PROBLEM DETAILS
Quote the listing below in its entirety, omitting every image.

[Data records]
+ + + + + + +
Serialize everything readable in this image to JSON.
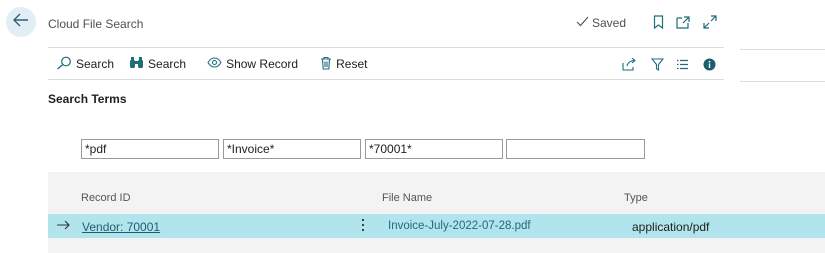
{
  "header": {
    "title": "Cloud File Search",
    "saved_label": "Saved",
    "icons": [
      "back-arrow-icon",
      "checkmark-icon",
      "bookmark-icon",
      "open-new-window-icon",
      "expand-icon"
    ]
  },
  "toolbar": {
    "search1_label": "Search",
    "search2_label": "Search",
    "show_record_label": "Show Record",
    "reset_label": "Reset",
    "right_icons": [
      "share-icon",
      "filter-icon",
      "list-icon",
      "info-icon"
    ]
  },
  "search_terms": {
    "title": "Search Terms",
    "terms": [
      "*pdf",
      "*Invoice*",
      "*70001*",
      ""
    ]
  },
  "results": {
    "columns": [
      "Record ID",
      "File Name",
      "Type"
    ],
    "rows": [
      {
        "record_id": "Vendor: 70001",
        "file_name": "Invoice-July-2022-07-28.pdf",
        "type": "application/pdf"
      }
    ]
  },
  "colors": {
    "accent": "#1f6c7a",
    "selected_row": "#b1e4ec",
    "back_button_bg": "#e3eef4",
    "grid_bg": "#f3f3f3",
    "info_icon": "#1a5f6f"
  }
}
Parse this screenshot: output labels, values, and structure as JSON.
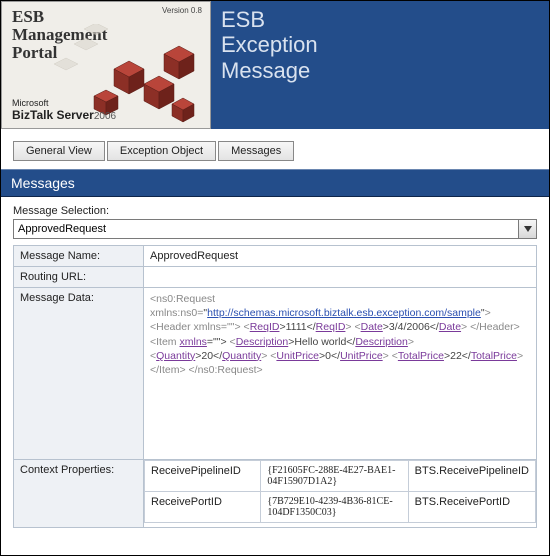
{
  "header": {
    "logo_line1": "ESB",
    "logo_line2": "Management",
    "logo_line3": "Portal",
    "version": "Version 0.8",
    "biztalk_small": "Microsoft",
    "biztalk_brand": "BizTalk Server",
    "biztalk_year": "2006",
    "page_title_line1": "ESB",
    "page_title_line2": "Exception",
    "page_title_line3": "Message"
  },
  "tabs": [
    {
      "label": "General View"
    },
    {
      "label": "Exception Object"
    },
    {
      "label": "Messages"
    }
  ],
  "band_title": "Messages",
  "selection": {
    "label": "Message Selection:",
    "value": "ApprovedRequest"
  },
  "rows": {
    "message_name": {
      "label": "Message Name:",
      "value": "ApprovedRequest"
    },
    "routing_url": {
      "label": "Routing URL:",
      "value": ""
    },
    "message_data_label": "Message Data:",
    "context_props_label": "Context Properties:"
  },
  "message_data": {
    "root_open": "<ns0:Request",
    "xmlns": "xmlns:ns0=",
    "ns_url": "http://schemas.microsoft.biztalk.esb.exception.com/sample",
    "header_open": "> <Header xmlns=\"\"> <",
    "reqid_open": "ReqID",
    "reqid_val": ">1111</",
    "reqid_close": "ReqID",
    "date_open": "> <",
    "date_tag": "Date",
    "date_val": ">3/4/2006</",
    "date_tag2": "Date",
    "after_date": "> </Header> <Item ",
    "item_xmlns": "xmlns",
    "item_xmlns_val": "=\"\">",
    "desc_open": "<",
    "desc_tag": "Description",
    "desc_val": ">Hello world</",
    "desc_tag2": "Description",
    "qty_open": "> <",
    "qty_tag": "Quantity",
    "qty_val": ">20</",
    "qty_tag2": "Quantity",
    "unit_open": "> <",
    "unit_tag": "UnitPrice",
    "unit_val": ">0</",
    "unit_tag2": "UnitPrice",
    "total_open": "> <",
    "total_tag": "TotalPrice",
    "total_val": ">22</",
    "total_tag2": "TotalPrice",
    "tail": "> </Item> </ns0:Request>"
  },
  "context_properties": [
    {
      "name": "ReceivePipelineID",
      "guid": "{F21605FC-288E-4E27-BAE1-04F15907D1A2}",
      "bts": "BTS.ReceivePipelineID"
    },
    {
      "name": "ReceivePortID",
      "guid": "{7B729E10-4239-4B36-81CE-104DF1350C03}",
      "bts": "BTS.ReceivePortID"
    }
  ]
}
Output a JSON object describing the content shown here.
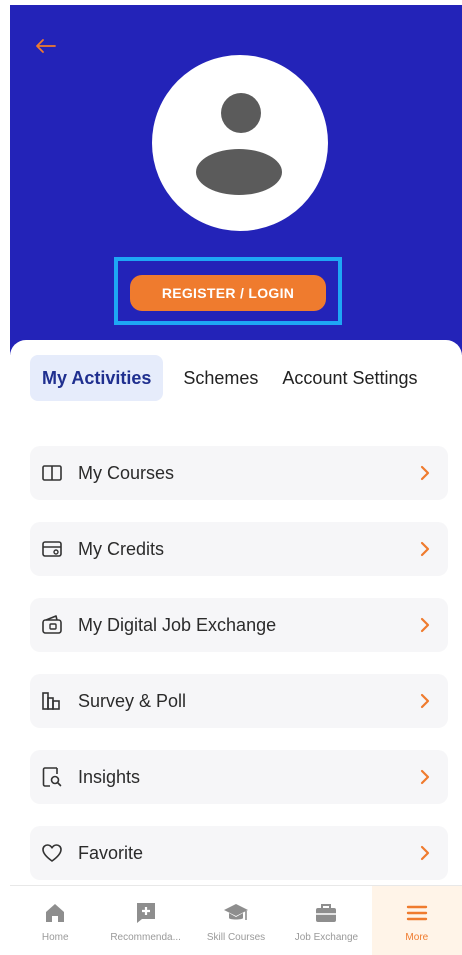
+ + + + + + +
RIGHT ANSWER
Serialize everything readable in this image to JSON.
{
  "header": {
    "title": "Cloud File Search",
    "saved_label": "Saved",
    "icons": [
      "back-arrow-icon",
      "checkmark-icon",
      "bookmark-icon",
      "open-new-window-icon",
      "expand-icon"
    ]
  },
  "toolbar": {
    "search1_label": "Search",
    "search2_label": "Search",
    "show_record_label": "Show Record",
    "reset_label": "Reset",
    "right_icons": [
      "share-icon",
      "filter-icon",
      "list-icon",
      "info-icon"
    ]
  },
  "search_terms": {
    "title": "Search Terms",
    "terms": [
      "*pdf",
      "*Invoice*",
      "*70001*",
      ""
    ]
  },
  "results": {
    "columns": [
      "Record ID",
      "File Name",
      "Type"
    ],
    "rows": [
      {
        "record_id": "Vendor: 70001",
        "file_name": "Invoice-July-2022-07-28.pdf",
        "type": "application/pdf"
      }
    ]
  },
  "colors": {
    "accent": "#1f6c7a",
    "selected_row": "#b1e4ec",
    "back_button_bg": "#e3eef4",
    "grid_bg": "#f3f3f3",
    "info_icon": "#1a5f6f"
  }
}
Parse this screenshot: output labels, values, and structure as JSON.
{
  "header": {
    "logo_line1": "ESB",
    "logo_line2": "Management",
    "logo_line3": "Portal",
    "version": "Version 0.8",
    "biztalk_small": "Microsoft",
    "biztalk_brand": "BizTalk Server",
    "biztalk_year": "2006",
    "page_title_line1": "ESB",
    "page_title_line2": "Exception",
    "page_title_line3": "Message"
  },
  "tabs": [
    {
      "label": "General View"
    },
    {
      "label": "Exception Object"
    },
    {
      "label": "Messages"
    }
  ],
  "band_title": "Messages",
  "selection": {
    "label": "Message Selection:",
    "value": "ApprovedRequest"
  },
  "rows": {
    "message_name": {
      "label": "Message Name:",
      "value": "ApprovedRequest"
    },
    "routing_url": {
      "label": "Routing URL:",
      "value": ""
    },
    "message_data_label": "Message Data:",
    "context_props_label": "Context Properties:"
  },
  "message_data": {
    "root_open": "<ns0:Request",
    "xmlns": "xmlns:ns0=",
    "ns_url": "http://schemas.microsoft.biztalk.esb.exception.com/sample",
    "header_open": "> <Header xmlns=\"\"> <",
    "reqid_open": "ReqID",
    "reqid_val": ">1111</",
    "reqid_close": "ReqID",
    "date_open": "> <",
    "date_tag": "Date",
    "date_val": ">3/4/2006</",
    "date_tag2": "Date",
    "after_date": "> </Header> <Item ",
    "item_xmlns": "xmlns",
    "item_xmlns_val": "=\"\">",
    "desc_open": "<",
    "desc_tag": "Description",
    "desc_val": ">Hello world</",
    "desc_tag2": "Description",
    "qty_open": "> <",
    "qty_tag": "Quantity",
    "qty_val": ">20</",
    "qty_tag2": "Quantity",
    "unit_open": "> <",
    "unit_tag": "UnitPrice",
    "unit_val": ">0</",
    "unit_tag2": "UnitPrice",
    "total_open": "> <",
    "total_tag": "TotalPrice",
    "total_val": ">22</",
    "total_tag2": "TotalPrice",
    "tail": "> </Item> </ns0:Request>"
  },
  "context_properties": [
    {
      "name": "ReceivePipelineID",
      "guid": "{F21605FC-288E-4E27-BAE1-04F15907D1A2}",
      "bts": "BTS.ReceivePipelineID"
    },
    {
      "name": "ReceivePortID",
      "guid": "{7B729E10-4239-4B36-81CE-104DF1350C03}",
      "bts": "BTS.ReceivePortID"
    }
  ]
}
Output a JSON object describing the content shown here.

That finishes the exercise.